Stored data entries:
-----

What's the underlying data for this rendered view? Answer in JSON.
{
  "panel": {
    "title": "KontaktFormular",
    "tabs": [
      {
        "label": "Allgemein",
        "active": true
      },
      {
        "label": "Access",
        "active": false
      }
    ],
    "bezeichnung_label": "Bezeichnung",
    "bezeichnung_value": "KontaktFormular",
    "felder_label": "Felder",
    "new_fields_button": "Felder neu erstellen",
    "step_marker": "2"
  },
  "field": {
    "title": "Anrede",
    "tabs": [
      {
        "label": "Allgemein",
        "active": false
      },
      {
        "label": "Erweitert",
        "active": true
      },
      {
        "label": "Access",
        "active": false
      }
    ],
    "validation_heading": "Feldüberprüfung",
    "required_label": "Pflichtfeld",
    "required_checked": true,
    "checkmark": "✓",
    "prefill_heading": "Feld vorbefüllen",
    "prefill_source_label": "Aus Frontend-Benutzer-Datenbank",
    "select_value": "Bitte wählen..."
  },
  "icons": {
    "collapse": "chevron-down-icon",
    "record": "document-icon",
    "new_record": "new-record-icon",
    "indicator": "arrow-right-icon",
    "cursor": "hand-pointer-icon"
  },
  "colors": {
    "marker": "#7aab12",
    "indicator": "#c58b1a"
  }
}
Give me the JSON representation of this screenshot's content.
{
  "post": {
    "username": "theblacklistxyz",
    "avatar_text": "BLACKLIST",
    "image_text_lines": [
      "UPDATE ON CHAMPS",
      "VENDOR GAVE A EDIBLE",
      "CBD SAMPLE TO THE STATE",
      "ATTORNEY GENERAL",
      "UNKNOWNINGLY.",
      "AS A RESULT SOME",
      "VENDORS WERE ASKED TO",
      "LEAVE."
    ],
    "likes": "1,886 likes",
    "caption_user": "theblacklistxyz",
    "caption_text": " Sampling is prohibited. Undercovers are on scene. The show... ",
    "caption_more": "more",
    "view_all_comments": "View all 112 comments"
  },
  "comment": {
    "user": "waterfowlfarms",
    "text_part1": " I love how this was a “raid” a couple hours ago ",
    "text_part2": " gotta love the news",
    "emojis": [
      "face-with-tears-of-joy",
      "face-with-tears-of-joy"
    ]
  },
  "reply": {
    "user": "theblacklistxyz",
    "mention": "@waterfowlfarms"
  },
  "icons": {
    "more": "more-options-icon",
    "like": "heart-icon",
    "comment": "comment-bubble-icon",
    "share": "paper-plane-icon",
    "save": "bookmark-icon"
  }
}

-----

■ **What to work on**
Please repeat all the records above exactly as they appear.

■ **Result of the task**
What's the underlying data for this rendered view? Answer in JSON.
{
  "panel": {
    "title": "KontaktFormular",
    "tabs": [
      {
        "label": "Allgemein",
        "active": true
      },
      {
        "label": "Access",
        "active": false
      }
    ],
    "bezeichnung_label": "Bezeichnung",
    "bezeichnung_value": "KontaktFormular",
    "felder_label": "Felder",
    "new_fields_button": "Felder neu erstellen",
    "step_marker": "2"
  },
  "field": {
    "title": "Anrede",
    "tabs": [
      {
        "label": "Allgemein",
        "active": false
      },
      {
        "label": "Erweitert",
        "active": true
      },
      {
        "label": "Access",
        "active": false
      }
    ],
    "validation_heading": "Feldüberprüfung",
    "required_label": "Pflichtfeld",
    "required_checked": true,
    "checkmark": "✓",
    "prefill_heading": "Feld vorbefüllen",
    "prefill_source_label": "Aus Frontend-Benutzer-Datenbank",
    "select_value": "Bitte wählen..."
  },
  "icons": {
    "collapse": "chevron-down-icon",
    "record": "document-icon",
    "new_record": "new-record-icon",
    "indicator": "arrow-right-icon",
    "cursor": "hand-pointer-icon"
  },
  "colors": {
    "marker": "#7aab12",
    "indicator": "#c58b1a"
  }
}
Give me the JSON representation of this screenshot's content.
{
  "post": {
    "username": "theblacklistxyz",
    "avatar_text": "BLACKLIST",
    "image_text_lines": [
      "UPDATE ON CHAMPS",
      "VENDOR GAVE A EDIBLE",
      "CBD SAMPLE TO THE STATE",
      "ATTORNEY GENERAL",
      "UNKNOWNINGLY.",
      "AS A RESULT SOME",
      "VENDORS WERE ASKED TO",
      "LEAVE."
    ],
    "likes": "1,886 likes",
    "caption_user": "theblacklistxyz",
    "caption_text": " Sampling is prohibited. Undercovers are on scene. The show... ",
    "caption_more": "more",
    "view_all_comments": "View all 112 comments"
  },
  "comment": {
    "user": "waterfowlfarms",
    "text_part1": " I love how this was a “raid” a couple hours ago ",
    "text_part2": " gotta love the news",
    "emojis": [
      "face-with-tears-of-joy",
      "face-with-tears-of-joy"
    ]
  },
  "reply": {
    "user": "theblacklistxyz",
    "mention": "@waterfowlfarms"
  },
  "icons": {
    "more": "more-options-icon",
    "like": "heart-icon",
    "comment": "comment-bubble-icon",
    "share": "paper-plane-icon",
    "save": "bookmark-icon"
  }
}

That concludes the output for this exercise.